**Brief**
Reproduce the following lines verbatim, without altering any character.

BEGIN

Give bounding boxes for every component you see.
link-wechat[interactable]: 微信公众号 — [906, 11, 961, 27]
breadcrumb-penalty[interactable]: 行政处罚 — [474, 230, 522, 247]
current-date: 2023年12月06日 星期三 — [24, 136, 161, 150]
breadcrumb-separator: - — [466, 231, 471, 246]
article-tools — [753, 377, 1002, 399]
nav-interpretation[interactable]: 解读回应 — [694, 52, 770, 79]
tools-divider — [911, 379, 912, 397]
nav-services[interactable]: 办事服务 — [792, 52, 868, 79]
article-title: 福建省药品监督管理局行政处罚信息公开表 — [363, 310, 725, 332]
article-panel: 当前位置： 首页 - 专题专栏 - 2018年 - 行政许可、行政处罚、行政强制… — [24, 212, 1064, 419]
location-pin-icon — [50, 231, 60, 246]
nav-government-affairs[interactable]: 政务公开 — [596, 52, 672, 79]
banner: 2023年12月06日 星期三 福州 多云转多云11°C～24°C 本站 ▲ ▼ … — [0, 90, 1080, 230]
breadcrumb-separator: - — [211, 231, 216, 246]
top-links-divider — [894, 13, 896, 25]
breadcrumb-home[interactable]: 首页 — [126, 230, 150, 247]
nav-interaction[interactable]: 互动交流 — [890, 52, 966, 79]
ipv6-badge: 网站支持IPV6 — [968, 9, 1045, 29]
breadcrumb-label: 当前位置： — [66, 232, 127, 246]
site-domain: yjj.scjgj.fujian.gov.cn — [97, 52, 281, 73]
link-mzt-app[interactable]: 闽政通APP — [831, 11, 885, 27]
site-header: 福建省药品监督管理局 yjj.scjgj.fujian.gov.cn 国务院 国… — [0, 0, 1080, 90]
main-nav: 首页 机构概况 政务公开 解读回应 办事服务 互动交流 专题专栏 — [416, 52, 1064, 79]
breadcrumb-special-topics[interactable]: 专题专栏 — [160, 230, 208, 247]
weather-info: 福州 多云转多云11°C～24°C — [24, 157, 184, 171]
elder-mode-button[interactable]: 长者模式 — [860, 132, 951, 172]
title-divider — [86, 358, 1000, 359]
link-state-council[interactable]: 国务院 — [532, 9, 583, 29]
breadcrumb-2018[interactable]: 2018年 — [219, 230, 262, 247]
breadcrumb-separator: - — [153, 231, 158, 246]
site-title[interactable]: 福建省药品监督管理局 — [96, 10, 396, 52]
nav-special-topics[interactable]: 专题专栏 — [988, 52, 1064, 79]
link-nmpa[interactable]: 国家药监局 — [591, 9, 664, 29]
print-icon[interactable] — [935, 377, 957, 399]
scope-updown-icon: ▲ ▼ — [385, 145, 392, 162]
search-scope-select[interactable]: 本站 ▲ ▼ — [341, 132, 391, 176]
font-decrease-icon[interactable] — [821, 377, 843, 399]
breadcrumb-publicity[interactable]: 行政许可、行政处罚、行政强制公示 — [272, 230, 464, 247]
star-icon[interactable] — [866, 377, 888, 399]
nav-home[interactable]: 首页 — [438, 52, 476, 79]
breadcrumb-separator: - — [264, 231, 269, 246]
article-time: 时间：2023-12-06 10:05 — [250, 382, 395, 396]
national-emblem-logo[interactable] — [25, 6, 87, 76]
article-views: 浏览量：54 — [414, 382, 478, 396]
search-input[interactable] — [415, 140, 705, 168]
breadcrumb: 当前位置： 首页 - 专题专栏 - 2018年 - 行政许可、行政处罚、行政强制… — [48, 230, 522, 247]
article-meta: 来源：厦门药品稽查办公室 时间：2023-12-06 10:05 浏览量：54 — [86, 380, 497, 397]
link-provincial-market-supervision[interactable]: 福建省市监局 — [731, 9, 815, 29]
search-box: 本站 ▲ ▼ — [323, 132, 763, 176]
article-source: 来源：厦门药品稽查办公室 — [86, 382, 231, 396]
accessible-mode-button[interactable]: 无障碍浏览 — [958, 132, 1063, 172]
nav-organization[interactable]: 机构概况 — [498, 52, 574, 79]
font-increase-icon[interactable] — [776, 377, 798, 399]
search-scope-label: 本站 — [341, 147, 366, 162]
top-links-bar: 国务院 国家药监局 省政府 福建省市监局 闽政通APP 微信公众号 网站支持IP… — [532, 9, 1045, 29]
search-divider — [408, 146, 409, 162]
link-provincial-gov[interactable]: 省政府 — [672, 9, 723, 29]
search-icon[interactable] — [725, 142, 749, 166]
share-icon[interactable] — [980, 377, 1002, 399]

END

**Correct answer**
Give bounding boxes for every component you see.
link-wechat[interactable]: 微信公众号 — [906, 11, 961, 27]
breadcrumb-penalty[interactable]: 行政处罚 — [474, 230, 522, 247]
current-date: 2023年12月06日 星期三 — [24, 136, 161, 150]
breadcrumb-separator: - — [466, 231, 471, 246]
article-tools — [753, 377, 1002, 399]
nav-interpretation[interactable]: 解读回应 — [694, 52, 770, 79]
tools-divider — [911, 379, 912, 397]
nav-services[interactable]: 办事服务 — [792, 52, 868, 79]
article-title: 福建省药品监督管理局行政处罚信息公开表 — [363, 310, 725, 332]
article-panel: 当前位置： 首页 - 专题专栏 - 2018年 - 行政许可、行政处罚、行政强制… — [24, 212, 1064, 419]
location-pin-icon — [50, 231, 60, 246]
nav-government-affairs[interactable]: 政务公开 — [596, 52, 672, 79]
banner: 2023年12月06日 星期三 福州 多云转多云11°C～24°C 本站 ▲ ▼ … — [0, 90, 1080, 230]
breadcrumb-separator: - — [211, 231, 216, 246]
top-links-divider — [894, 13, 896, 25]
breadcrumb-home[interactable]: 首页 — [126, 230, 150, 247]
nav-interaction[interactable]: 互动交流 — [890, 52, 966, 79]
ipv6-badge: 网站支持IPV6 — [968, 9, 1045, 29]
breadcrumb-label: 当前位置： — [66, 232, 127, 246]
site-domain: yjj.scjgj.fujian.gov.cn — [97, 52, 281, 73]
link-mzt-app[interactable]: 闽政通APP — [831, 11, 885, 27]
site-header: 福建省药品监督管理局 yjj.scjgj.fujian.gov.cn 国务院 国… — [0, 0, 1080, 90]
main-nav: 首页 机构概况 政务公开 解读回应 办事服务 互动交流 专题专栏 — [416, 52, 1064, 79]
breadcrumb-special-topics[interactable]: 专题专栏 — [160, 230, 208, 247]
weather-info: 福州 多云转多云11°C～24°C — [24, 157, 184, 171]
elder-mode-button[interactable]: 长者模式 — [860, 132, 951, 172]
title-divider — [86, 358, 1000, 359]
link-state-council[interactable]: 国务院 — [532, 9, 583, 29]
breadcrumb-2018[interactable]: 2018年 — [219, 230, 262, 247]
breadcrumb-separator: - — [153, 231, 158, 246]
site-title[interactable]: 福建省药品监督管理局 — [96, 10, 396, 52]
nav-special-topics[interactable]: 专题专栏 — [988, 52, 1064, 79]
link-nmpa[interactable]: 国家药监局 — [591, 9, 664, 29]
print-icon[interactable] — [935, 377, 957, 399]
scope-updown-icon: ▲ ▼ — [385, 145, 392, 162]
search-scope-select[interactable]: 本站 ▲ ▼ — [341, 132, 391, 176]
font-decrease-icon[interactable] — [821, 377, 843, 399]
breadcrumb-publicity[interactable]: 行政许可、行政处罚、行政强制公示 — [272, 230, 464, 247]
star-icon[interactable] — [866, 377, 888, 399]
nav-home[interactable]: 首页 — [438, 52, 476, 79]
breadcrumb-separator: - — [264, 231, 269, 246]
article-time: 时间：2023-12-06 10:05 — [250, 382, 395, 396]
national-emblem-logo[interactable] — [25, 6, 87, 76]
article-views: 浏览量：54 — [414, 382, 478, 396]
search-input[interactable] — [415, 140, 705, 168]
breadcrumb: 当前位置： 首页 - 专题专栏 - 2018年 - 行政许可、行政处罚、行政强制… — [48, 230, 522, 247]
article-meta: 来源：厦门药品稽查办公室 时间：2023-12-06 10:05 浏览量：54 — [86, 380, 497, 397]
link-provincial-market-supervision[interactable]: 福建省市监局 — [731, 9, 815, 29]
search-box: 本站 ▲ ▼ — [323, 132, 763, 176]
article-source: 来源：厦门药品稽查办公室 — [86, 382, 231, 396]
accessible-mode-button[interactable]: 无障碍浏览 — [958, 132, 1063, 172]
nav-organization[interactable]: 机构概况 — [498, 52, 574, 79]
font-increase-icon[interactable] — [776, 377, 798, 399]
search-scope-label: 本站 — [341, 147, 366, 162]
top-links-bar: 国务院 国家药监局 省政府 福建省市监局 闽政通APP 微信公众号 网站支持IP… — [532, 9, 1045, 29]
search-divider — [408, 146, 409, 162]
link-provincial-gov[interactable]: 省政府 — [672, 9, 723, 29]
search-icon[interactable] — [725, 142, 749, 166]
share-icon[interactable] — [980, 377, 1002, 399]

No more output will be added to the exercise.